Texte fourni:

╭──

Pour le faire tourner, j'ai du retirer la seule barrete qui n'était po certufiée 133 ... J'ai mis en 133Mhz et 5.5 de multiplicateur ; sans ca, pas moyen ... En 100Mhz, je me retrouvais max avec un 550E   :Shocked: 

Puis, en 133 5.5 avec les 3 barettes de mémoire, plantage juste après la détection du matos (juste après le mount de la racine) ... Donc, j'ai supposé que c'était la mémoire ... J'ai plus que 256Mo maintenant  :Sad: 

Et avec tout ca, j'ai un processeur sans ventilateur (il n'en avait pas et tournait très bien ainsi) sauf que moi j'ai pas le système prévu et l'orientation du cpu est po la meme du coup, il chauffe beaucoup plus  :Sad: 

EDIT: j'ai du régler le cpu moi même en fait, car aucun pré-réglage n'existait pour ce cpu  :Very Happy:    mais bon, visiblement, ca tourne  :Smile:      mais trop chaud, radiateur brulant, il faut absolument un ventilo ...

╰──

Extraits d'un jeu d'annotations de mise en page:
╭──

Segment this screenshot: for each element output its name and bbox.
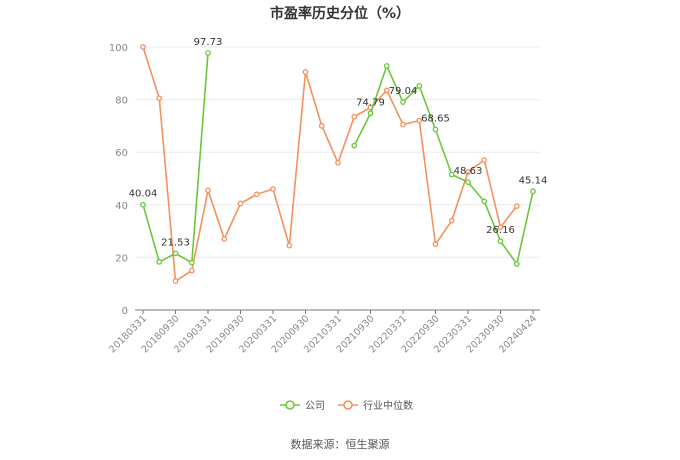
data-point-industry-median — [318, 123, 325, 129]
data-label: 21.53 — [161, 237, 190, 248]
data-point-company — [383, 63, 390, 69]
data-point-industry-median — [448, 217, 455, 224]
data-point-company — [351, 142, 358, 149]
data-point-company — [513, 261, 520, 267]
data-point-company — [448, 171, 455, 178]
y-tick-label: 20 — [115, 253, 128, 264]
series-line-company — [142, 52, 209, 265]
data-point-company — [432, 126, 439, 133]
data-point-company — [367, 110, 374, 117]
data-label: 26.16 — [486, 225, 515, 236]
y-tick-label: 40 — [115, 201, 128, 212]
data-point-industry-median — [205, 187, 211, 194]
data-label: 45.14 — [519, 175, 548, 186]
data-label: 97.73 — [194, 37, 223, 48]
series-line-company — [353, 63, 534, 266]
legend-label: 行业中位数 — [363, 399, 413, 412]
data-point-company — [530, 188, 536, 195]
data-point-industry-median — [140, 44, 146, 50]
data-point-industry-median — [188, 267, 195, 274]
data-point-industry-median — [400, 121, 406, 128]
data-point-company — [416, 83, 423, 89]
data-point-industry-median — [172, 278, 179, 284]
data-point-company — [465, 179, 471, 185]
data-point-industry-median — [497, 224, 504, 231]
data-point-company — [400, 99, 406, 105]
legend-marker — [285, 400, 295, 410]
y-tick-label: 100 — [109, 43, 128, 54]
data-label: 74.79 — [356, 97, 385, 108]
data-point-company — [172, 250, 179, 257]
data-point-company — [497, 238, 504, 245]
data-point-company — [188, 259, 195, 266]
data-point-industry-median — [481, 157, 488, 163]
legend-label: 公司 — [305, 401, 325, 412]
data-label: 40.04 — [129, 189, 158, 200]
y-tick-label: 80 — [115, 96, 128, 107]
data-point-industry-median — [513, 203, 520, 209]
data-point-company — [205, 50, 211, 56]
data-point-company — [156, 259, 163, 265]
data-point-industry-median — [270, 186, 276, 192]
data-label: 79.04 — [389, 86, 418, 97]
data-point-industry-median — [221, 236, 228, 242]
series-line-industry-median — [142, 46, 518, 283]
data-point-industry-median — [237, 200, 244, 207]
data-point-company — [481, 198, 488, 205]
data-point-industry-median — [351, 113, 358, 120]
data-point-industry-median — [253, 191, 260, 198]
y-tick-label: 0 — [122, 306, 128, 317]
data-label: 48.63 — [454, 166, 483, 177]
data-point-industry-median — [383, 87, 390, 94]
data-point-industry-median — [156, 95, 163, 102]
data-point-industry-median — [416, 117, 423, 124]
data-point-industry-median — [302, 69, 309, 75]
data-point-industry-median — [465, 169, 471, 175]
data-source: 数据来源：恒生聚源 — [290, 438, 390, 451]
legend-marker — [343, 400, 353, 410]
data-point-industry-median — [432, 241, 439, 248]
data-point-industry-median — [335, 159, 341, 166]
y-tick-label: 60 — [115, 148, 128, 159]
chart-title: 市盈率历史分位（%） — [269, 6, 411, 22]
data-label: 68.65 — [421, 113, 450, 124]
data-point-industry-median — [286, 242, 293, 249]
data-point-company — [140, 201, 146, 208]
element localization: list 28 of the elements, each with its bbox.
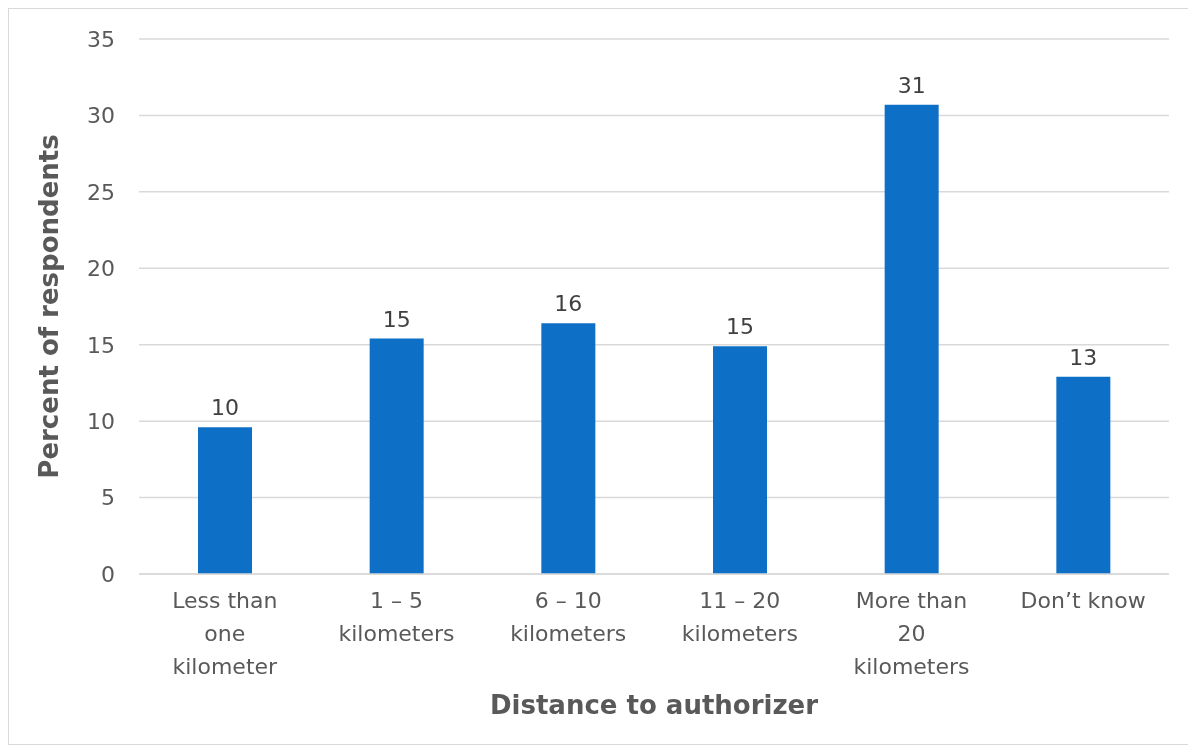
data-label: 13 (1069, 344, 1098, 370)
x-axis-title: Distance to authorizer (489, 690, 819, 720)
y-axis-title: Percent of respondents (34, 134, 65, 479)
bar (713, 346, 767, 574)
bar (541, 323, 596, 574)
y-tick-label: 5 (101, 485, 115, 511)
bar (884, 104, 939, 574)
y-tick-label: 0 (101, 561, 115, 587)
y-tick-label: 10 (87, 408, 115, 434)
x-tick-label: 6 – 10 kilometers (510, 588, 627, 646)
x-tick-label: 11 – 20 kilometers (681, 588, 798, 646)
bar (198, 427, 252, 574)
y-tick-label: 15 (87, 332, 115, 358)
x-tick-label: More than 20 kilometers (853, 588, 970, 679)
data-label: 10 (211, 395, 239, 421)
y-tick-label: 20 (87, 256, 115, 282)
x-tick-label: Less than one kilometer (172, 588, 279, 679)
y-tick-label: 30 (87, 103, 115, 129)
y-tick-label: 25 (87, 179, 115, 205)
data-label: 31 (897, 72, 926, 98)
x-tick-label: Don’t know (1020, 588, 1146, 613)
y-tick-label: 35 (87, 26, 115, 52)
data-label: 15 (726, 314, 754, 340)
x-tick-label: 1 – 5 kilometers (338, 588, 455, 646)
bar (369, 338, 424, 574)
bar (1056, 376, 1111, 574)
data-label: 16 (554, 291, 583, 317)
data-label: 15 (382, 306, 411, 332)
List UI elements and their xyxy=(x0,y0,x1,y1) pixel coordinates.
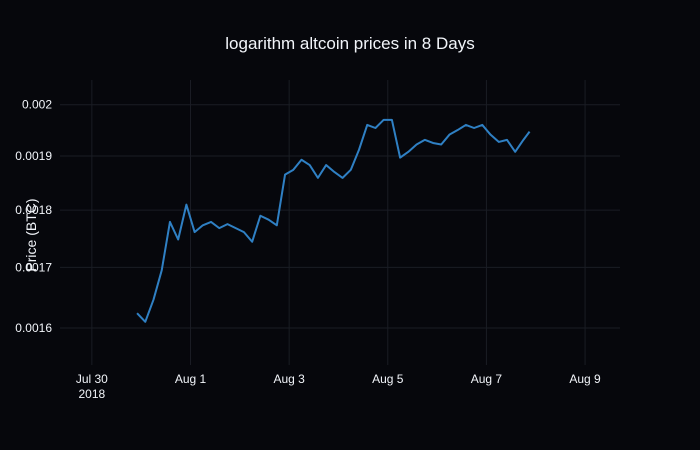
x-tick-label: Jul 30 2018 xyxy=(76,372,108,401)
y-tick-label: 0.0019 xyxy=(15,149,52,163)
y-tick-label: 0.0017 xyxy=(15,260,52,274)
y-axis-title: Price (BTC) xyxy=(23,198,39,271)
y-tick-label: 0.0016 xyxy=(15,321,52,335)
x-tick-label: Aug 7 xyxy=(471,372,503,386)
price-line xyxy=(136,118,531,323)
x-tick-label: Aug 9 xyxy=(569,372,601,386)
x-tick-label: Aug 5 xyxy=(372,372,404,386)
x-tick-label: Aug 1 xyxy=(175,372,207,386)
x-tick-label: Aug 3 xyxy=(273,372,305,386)
y-tick-label: 0.0018 xyxy=(15,203,52,217)
chart-title: logarithm altcoin prices in 8 Days xyxy=(225,34,474,53)
y-tick-label: 0.002 xyxy=(22,98,52,112)
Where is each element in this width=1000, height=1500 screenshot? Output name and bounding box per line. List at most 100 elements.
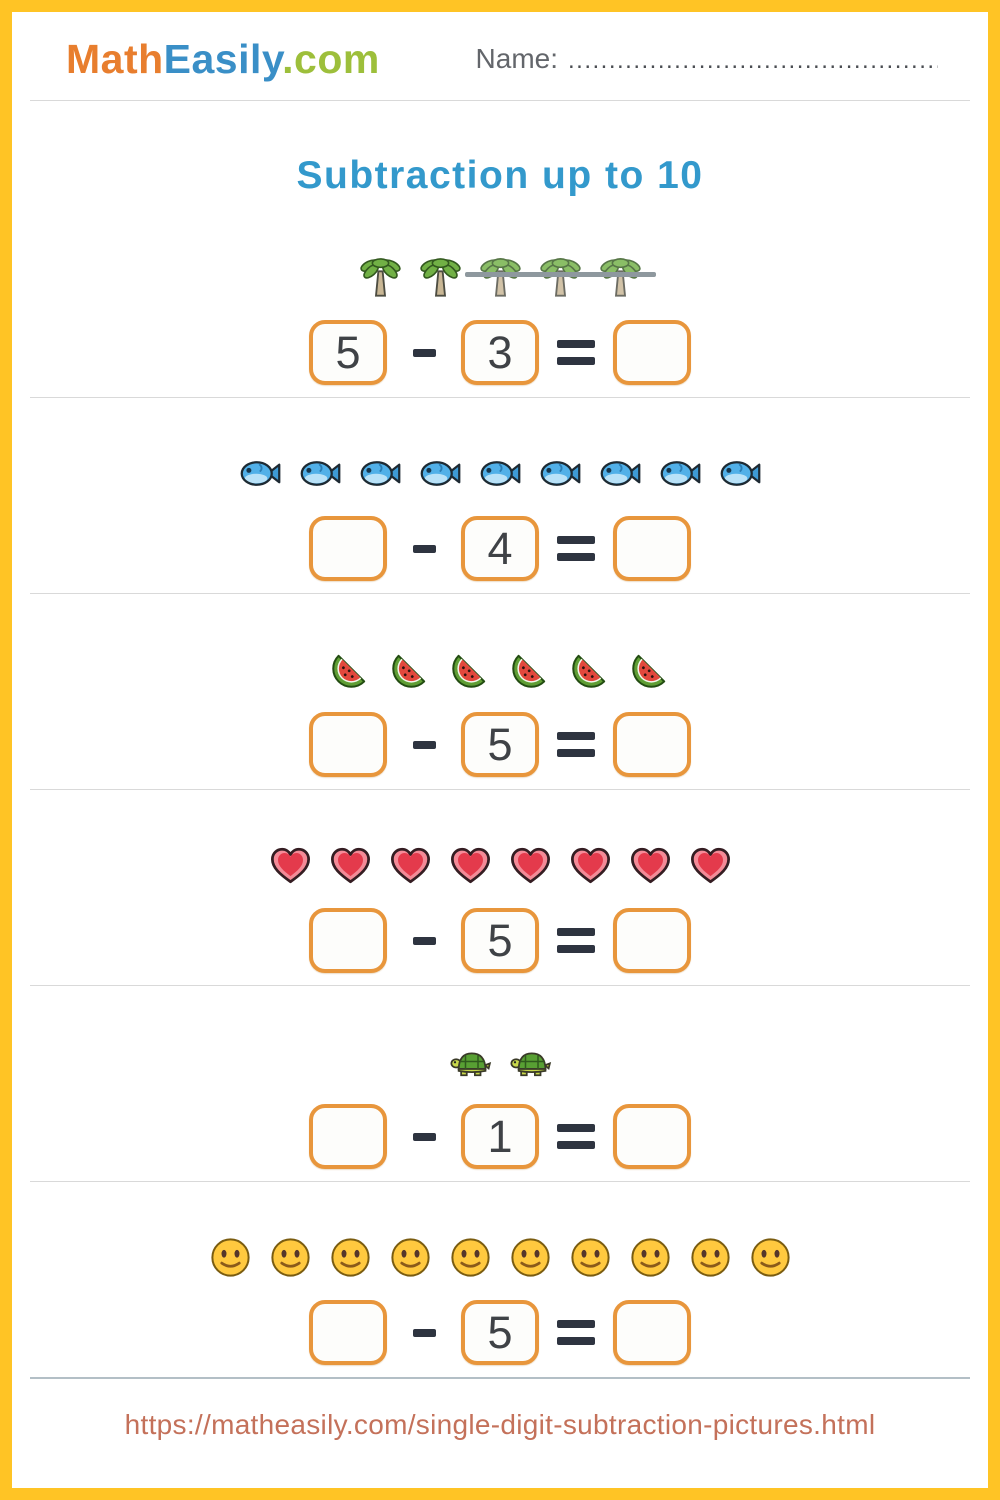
subtrahend-box: 5	[461, 1300, 539, 1365]
smiley-icon	[748, 1235, 793, 1280]
equation: 5	[309, 908, 691, 973]
heart-icon	[568, 843, 613, 888]
page-title: Subtraction up to 10	[296, 154, 704, 197]
name-fill-in-line[interactable]: ........................................…	[568, 47, 938, 74]
minus-sign	[405, 1132, 443, 1141]
icon-row	[358, 251, 656, 303]
fish-icon	[418, 451, 463, 496]
crossed-out-group	[464, 255, 656, 300]
watermelon-icon	[508, 647, 553, 692]
smiley-icon	[688, 1235, 733, 1280]
subtrahend-box: 5	[461, 908, 539, 973]
answer-box[interactable]	[613, 320, 691, 385]
minus-sign	[405, 740, 443, 749]
equals-sign	[557, 732, 595, 757]
equation: 5	[309, 712, 691, 777]
equals-sign	[557, 340, 595, 365]
strikethrough-line	[464, 272, 656, 277]
smiley-icon	[388, 1235, 433, 1280]
palm-tree-icon	[358, 255, 403, 300]
subtrahend-box: 3	[461, 320, 539, 385]
minus-sign	[405, 1328, 443, 1337]
answer-box[interactable]	[613, 908, 691, 973]
subtrahend-box: 1	[461, 1104, 539, 1169]
subtrahend-value: 4	[487, 523, 513, 574]
logo-part-com: .com	[282, 35, 380, 82]
equals-sign	[557, 1320, 595, 1345]
subtrahend-value: 1	[487, 1111, 513, 1162]
fish-icon	[478, 451, 523, 496]
smiley-icon	[508, 1235, 553, 1280]
palm-tree-icon	[598, 255, 643, 300]
subtrahend-value: 5	[487, 1307, 513, 1358]
smiley-icon	[448, 1235, 493, 1280]
palm-tree-icon	[478, 255, 523, 300]
smiley-icon	[268, 1235, 313, 1280]
equals-sign	[557, 1124, 595, 1149]
watermelon-icon	[628, 647, 673, 692]
subtrahend-value: 3	[487, 327, 513, 378]
logo-part-math: Math	[66, 35, 164, 82]
heart-icon	[328, 843, 373, 888]
name-field: Name: ..................................…	[476, 43, 938, 75]
heart-icon	[688, 843, 733, 888]
problem-row: 5	[12, 594, 988, 789]
answer-box[interactable]	[613, 516, 691, 581]
watermelon-icon	[448, 647, 493, 692]
problems-list: 5 3 4 5 5	[12, 251, 988, 1377]
turtle-icon	[448, 1039, 493, 1084]
problem-row: 5	[12, 1182, 988, 1377]
minuend-box: 5	[309, 320, 387, 385]
fish-icon	[658, 451, 703, 496]
subtrahend-value: 5	[487, 915, 513, 966]
page-header: MathEasily.com Name: ...................…	[12, 12, 988, 100]
heart-icon	[448, 843, 493, 888]
fish-icon	[238, 451, 283, 496]
section-divider	[30, 985, 970, 986]
minuend-box[interactable]	[309, 516, 387, 581]
watermelon-icon	[568, 647, 613, 692]
heart-icon	[388, 843, 433, 888]
source-url-link[interactable]: https://matheasily.com/single-digit-subt…	[124, 1409, 876, 1440]
minuend-value: 5	[335, 327, 361, 378]
minuend-box[interactable]	[309, 908, 387, 973]
subtrahend-box: 4	[461, 516, 539, 581]
footer-divider	[30, 1377, 970, 1379]
smiley-icon	[628, 1235, 673, 1280]
smiley-icon	[328, 1235, 373, 1280]
minuend-box[interactable]	[309, 712, 387, 777]
page-footer: https://matheasily.com/single-digit-subt…	[12, 1377, 988, 1488]
equation: 1	[309, 1104, 691, 1169]
problem-row: 5 3	[12, 251, 988, 397]
site-logo: MathEasily.com	[66, 36, 380, 83]
subtrahend-box: 5	[461, 712, 539, 777]
watermelon-icon	[388, 647, 433, 692]
answer-box[interactable]	[613, 712, 691, 777]
header-divider	[30, 100, 970, 101]
subtrahend-value: 5	[487, 719, 513, 770]
minuend-box[interactable]	[309, 1104, 387, 1169]
answer-box[interactable]	[613, 1300, 691, 1365]
answer-box[interactable]	[613, 1104, 691, 1169]
problem-row: 1	[12, 986, 988, 1181]
minus-sign	[405, 348, 443, 357]
equals-sign	[557, 536, 595, 561]
watermelon-icon	[328, 647, 373, 692]
icon-row	[268, 839, 733, 891]
minus-sign	[405, 936, 443, 945]
fish-icon	[598, 451, 643, 496]
problem-row: 5	[12, 790, 988, 985]
equals-sign	[557, 928, 595, 953]
palm-tree-icon	[538, 255, 583, 300]
minuend-box[interactable]	[309, 1300, 387, 1365]
heart-icon	[268, 843, 313, 888]
icon-row	[328, 643, 673, 695]
section-divider	[30, 789, 970, 790]
section-divider	[30, 1181, 970, 1182]
smiley-icon	[568, 1235, 613, 1280]
fish-icon	[358, 451, 403, 496]
fish-icon	[718, 451, 763, 496]
fish-icon	[298, 451, 343, 496]
turtle-icon	[508, 1039, 553, 1084]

╰──

Travail demandé:
1/ Pour chacune des affirmations (a), (b) et (c), indiquez par oui ou par non si elle s'accorde avec le texte fourni, en citant textuellement les mots du texte qui tranchent. (a) Le processeur est équipé d'un ventilateur. (b) Le réglage du processeur a dû être fait à la main, faute de préréglage. (c) En 100Mhz, le maximum atteint était un 550E.
2/ Restituez sous forme de liste JSON de chaînes, à raison d'une chaîne par ligne et sans les lignes vides, la partie des entrées qui commence par la ligne contenant « 1300, 539, 1365] » et se termine par la ligne contenant « page-title: Subtraction up », ces deux lignes comprises.
Les entrées n'ont aucun rapport avec le texte fourni.

Réponses par tâche:
1/
(a) Non : « j'ai un processeur sans ventilateur »
(b) Oui : « j'ai du régler le cpu moi même en fait, car aucun pré-réglage n'existait pour ce cpu »
(c) Oui : « En 100Mhz, je me retrouvais max avec un 550E »

2/
[
  "subtrahend-box: 5\t[461, 1300, 539, 1365]",
  "smiley-icon\t[748, 1235, 793, 1280]",
  "equation: 5\t[309, 908, 691, 973]",
  "heart-icon\t[568, 843, 613, 888]",
  "page-title: Subtraction up to 10\t[296, 154, 704, 197]"
]